## Begin Dataset extract

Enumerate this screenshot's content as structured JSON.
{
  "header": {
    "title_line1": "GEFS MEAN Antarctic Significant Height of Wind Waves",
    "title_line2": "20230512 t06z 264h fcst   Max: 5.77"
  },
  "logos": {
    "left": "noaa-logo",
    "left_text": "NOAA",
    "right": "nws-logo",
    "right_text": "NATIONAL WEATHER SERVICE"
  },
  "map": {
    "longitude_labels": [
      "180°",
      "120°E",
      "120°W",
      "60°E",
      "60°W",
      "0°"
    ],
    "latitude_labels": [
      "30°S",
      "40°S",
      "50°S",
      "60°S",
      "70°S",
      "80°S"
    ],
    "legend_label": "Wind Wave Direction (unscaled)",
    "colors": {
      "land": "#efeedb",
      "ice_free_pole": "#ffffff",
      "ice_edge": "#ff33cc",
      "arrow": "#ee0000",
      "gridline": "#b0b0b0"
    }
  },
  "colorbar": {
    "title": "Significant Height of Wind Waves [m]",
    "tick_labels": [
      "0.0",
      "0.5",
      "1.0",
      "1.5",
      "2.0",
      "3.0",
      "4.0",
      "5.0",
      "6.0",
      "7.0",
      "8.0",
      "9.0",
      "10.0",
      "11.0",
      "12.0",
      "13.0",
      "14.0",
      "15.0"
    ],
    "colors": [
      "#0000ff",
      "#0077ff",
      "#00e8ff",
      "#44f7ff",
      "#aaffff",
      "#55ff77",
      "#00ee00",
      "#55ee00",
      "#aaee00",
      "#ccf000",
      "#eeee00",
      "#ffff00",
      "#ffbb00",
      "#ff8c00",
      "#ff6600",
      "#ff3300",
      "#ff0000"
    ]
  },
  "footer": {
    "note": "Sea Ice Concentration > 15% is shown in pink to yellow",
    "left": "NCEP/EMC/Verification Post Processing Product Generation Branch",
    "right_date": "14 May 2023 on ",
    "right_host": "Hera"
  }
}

## End Dataset extract

Every entry above needs to be quoted exactly.

* _Solution to this exercise_
Enumerate this screenshot's content as structured JSON.
{
  "header": {
    "title_line1": "GEFS MEAN Antarctic Significant Height of Wind Waves",
    "title_line2": "20230512 t06z 264h fcst   Max: 5.77"
  },
  "logos": {
    "left": "noaa-logo",
    "left_text": "NOAA",
    "right": "nws-logo",
    "right_text": "NATIONAL WEATHER SERVICE"
  },
  "map": {
    "longitude_labels": [
      "180°",
      "120°E",
      "120°W",
      "60°E",
      "60°W",
      "0°"
    ],
    "latitude_labels": [
      "30°S",
      "40°S",
      "50°S",
      "60°S",
      "70°S",
      "80°S"
    ],
    "legend_label": "Wind Wave Direction (unscaled)",
    "colors": {
      "land": "#efeedb",
      "ice_free_pole": "#ffffff",
      "ice_edge": "#ff33cc",
      "arrow": "#ee0000",
      "gridline": "#b0b0b0"
    }
  },
  "colorbar": {
    "title": "Significant Height of Wind Waves [m]",
    "tick_labels": [
      "0.0",
      "0.5",
      "1.0",
      "1.5",
      "2.0",
      "3.0",
      "4.0",
      "5.0",
      "6.0",
      "7.0",
      "8.0",
      "9.0",
      "10.0",
      "11.0",
      "12.0",
      "13.0",
      "14.0",
      "15.0"
    ],
    "colors": [
      "#0000ff",
      "#0077ff",
      "#00e8ff",
      "#44f7ff",
      "#aaffff",
      "#55ff77",
      "#00ee00",
      "#55ee00",
      "#aaee00",
      "#ccf000",
      "#eeee00",
      "#ffff00",
      "#ffbb00",
      "#ff8c00",
      "#ff6600",
      "#ff3300",
      "#ff0000"
    ]
  },
  "footer": {
    "note": "Sea Ice Concentration > 15% is shown in pink to yellow",
    "left": "NCEP/EMC/Verification Post Processing Product Generation Branch",
    "right_date": "14 May 2023 on ",
    "right_host": "Hera"
  }
}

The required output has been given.